→ PROBLEM: Reproduce the listing below exactly, minus its pictures.

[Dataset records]
══════
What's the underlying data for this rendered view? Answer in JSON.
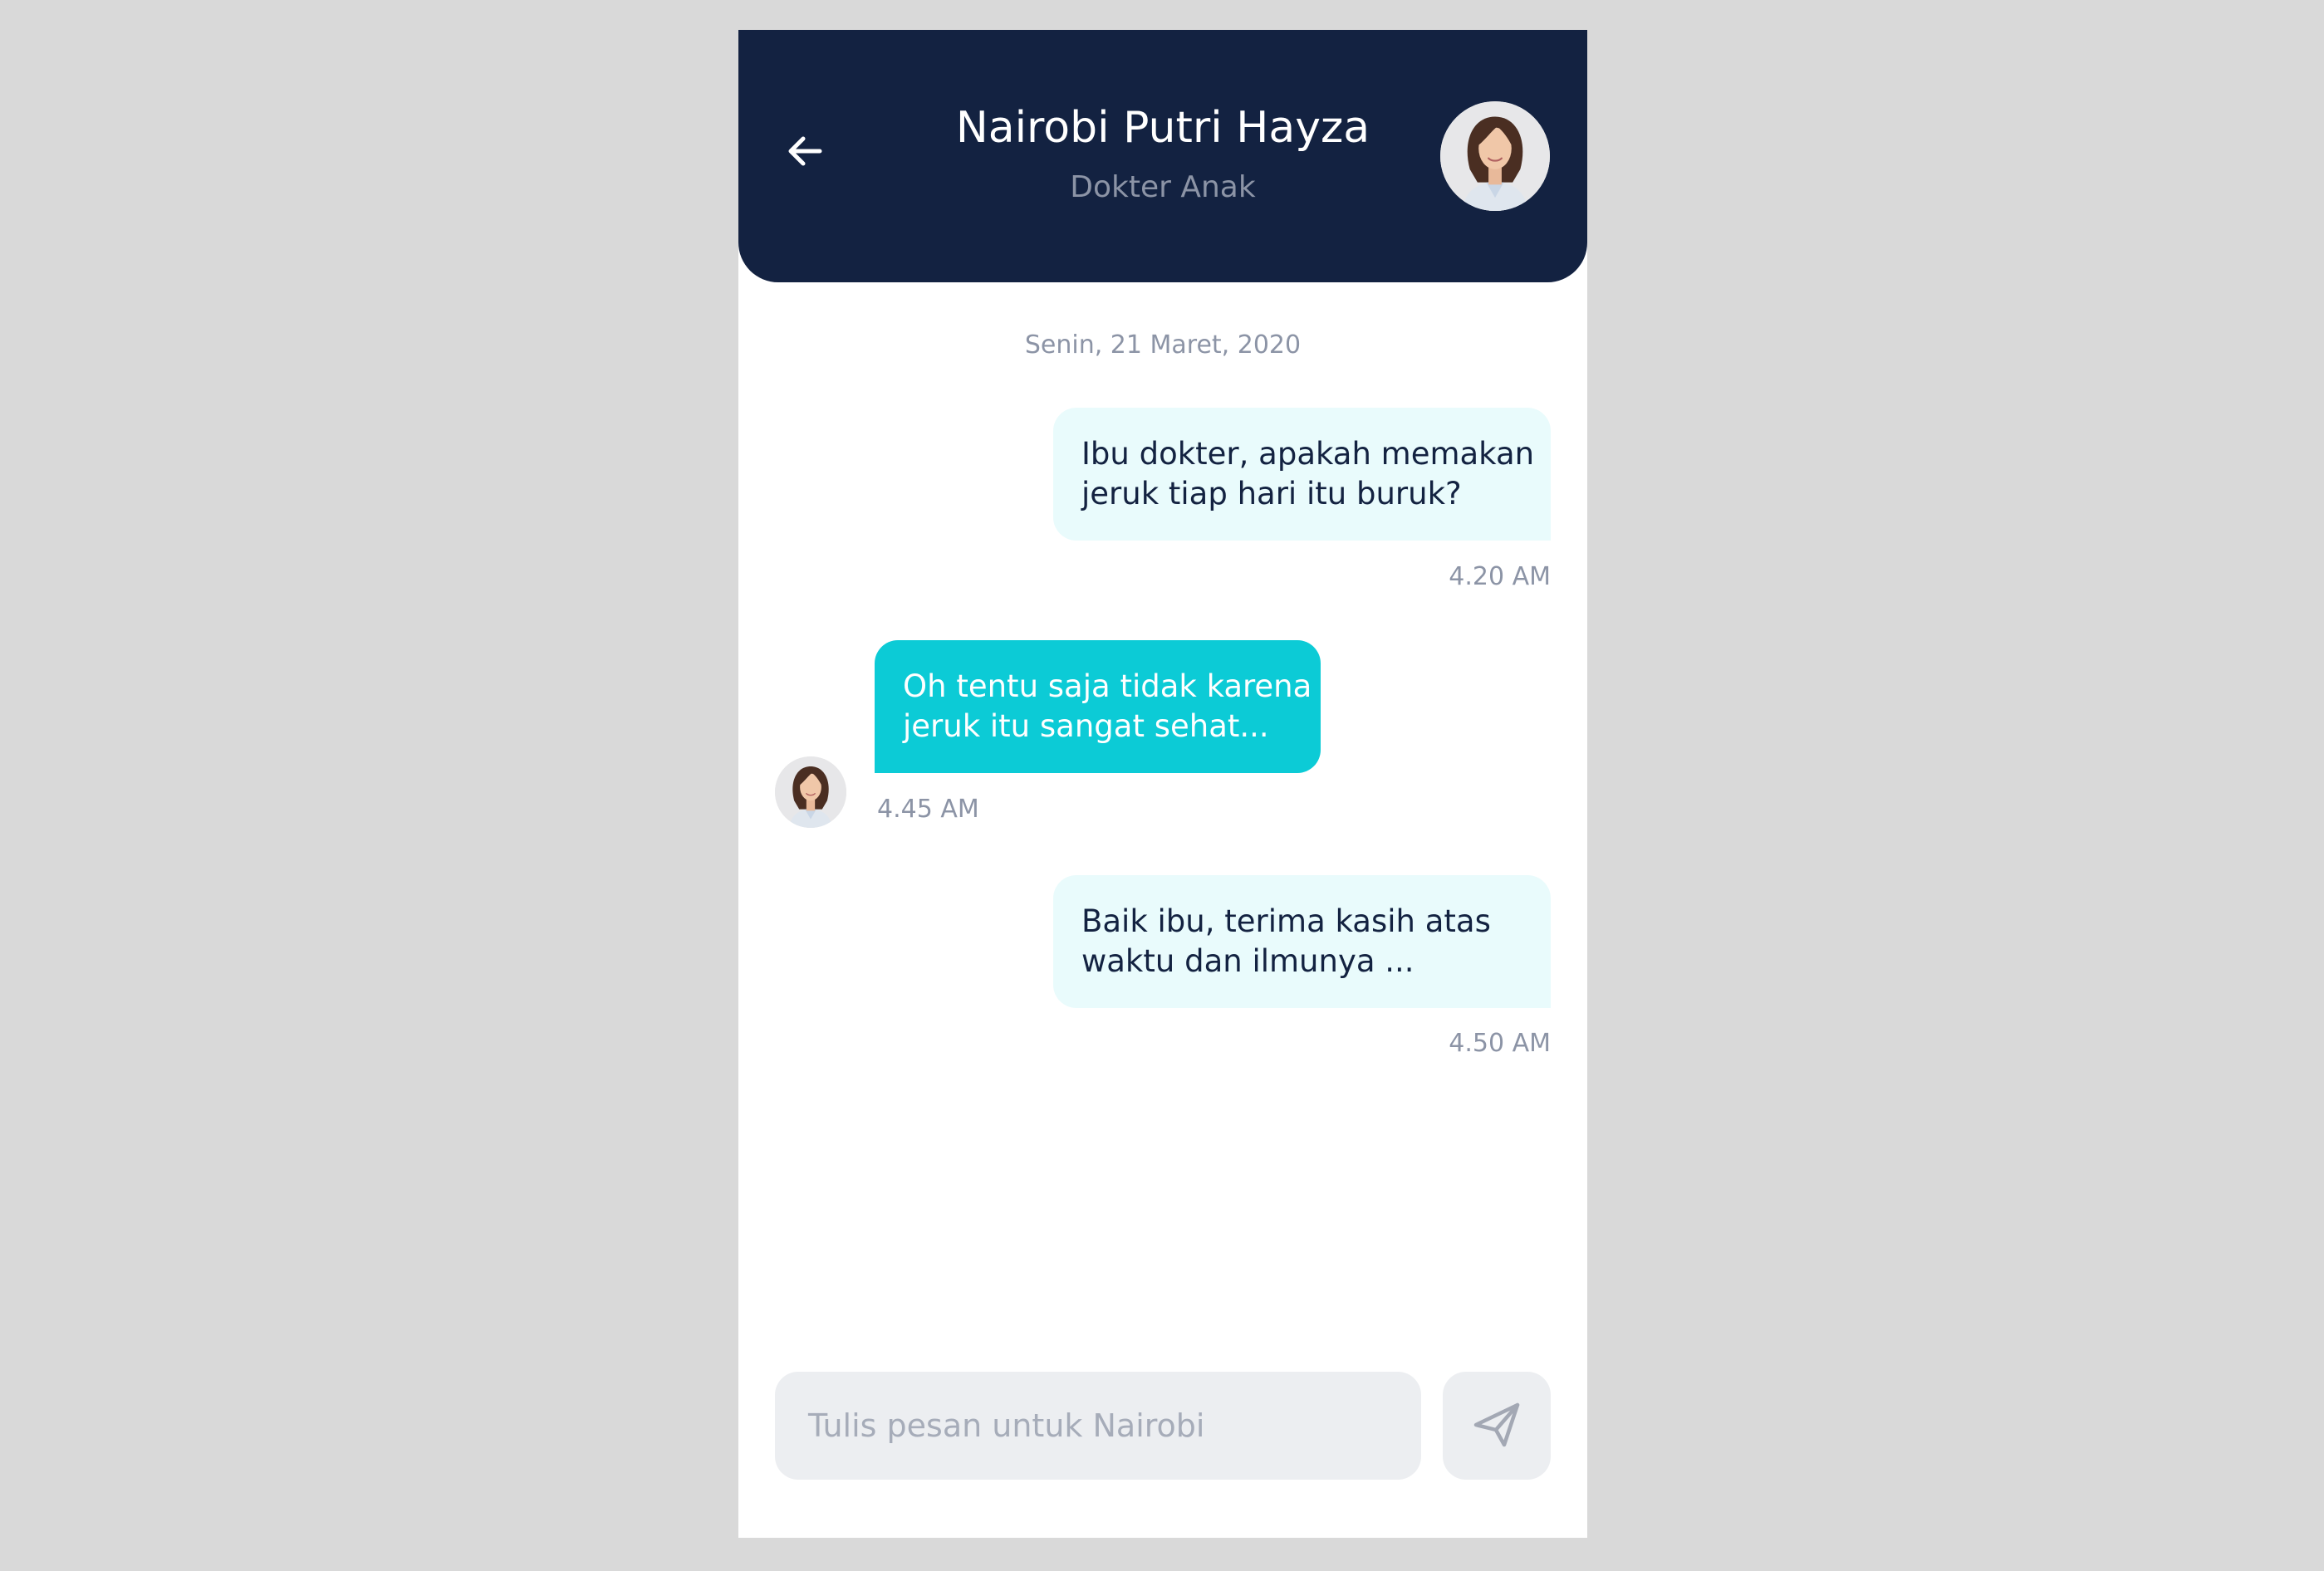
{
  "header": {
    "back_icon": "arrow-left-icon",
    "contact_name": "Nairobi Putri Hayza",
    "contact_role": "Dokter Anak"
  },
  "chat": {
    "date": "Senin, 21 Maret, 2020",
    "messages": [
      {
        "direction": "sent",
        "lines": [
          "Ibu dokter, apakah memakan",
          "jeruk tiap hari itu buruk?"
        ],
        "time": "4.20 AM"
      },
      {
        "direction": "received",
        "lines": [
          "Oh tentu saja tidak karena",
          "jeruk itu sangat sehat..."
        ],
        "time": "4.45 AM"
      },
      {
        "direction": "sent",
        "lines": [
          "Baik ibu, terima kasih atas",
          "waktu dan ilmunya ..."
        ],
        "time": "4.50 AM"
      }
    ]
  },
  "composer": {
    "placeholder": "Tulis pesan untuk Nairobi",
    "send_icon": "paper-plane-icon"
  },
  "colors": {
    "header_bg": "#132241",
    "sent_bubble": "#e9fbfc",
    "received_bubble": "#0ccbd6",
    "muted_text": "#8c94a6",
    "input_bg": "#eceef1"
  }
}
══════
→ FINAL RESULT:
What's the underlying data for this rendered view? Answer in JSON.
{
  "header": {
    "back_icon": "arrow-left-icon",
    "contact_name": "Nairobi Putri Hayza",
    "contact_role": "Dokter Anak"
  },
  "chat": {
    "date": "Senin, 21 Maret, 2020",
    "messages": [
      {
        "direction": "sent",
        "lines": [
          "Ibu dokter, apakah memakan",
          "jeruk tiap hari itu buruk?"
        ],
        "time": "4.20 AM"
      },
      {
        "direction": "received",
        "lines": [
          "Oh tentu saja tidak karena",
          "jeruk itu sangat sehat..."
        ],
        "time": "4.45 AM"
      },
      {
        "direction": "sent",
        "lines": [
          "Baik ibu, terima kasih atas",
          "waktu dan ilmunya ..."
        ],
        "time": "4.50 AM"
      }
    ]
  },
  "composer": {
    "placeholder": "Tulis pesan untuk Nairobi",
    "send_icon": "paper-plane-icon"
  },
  "colors": {
    "header_bg": "#132241",
    "sent_bubble": "#e9fbfc",
    "received_bubble": "#0ccbd6",
    "muted_text": "#8c94a6",
    "input_bg": "#eceef1"
  }
}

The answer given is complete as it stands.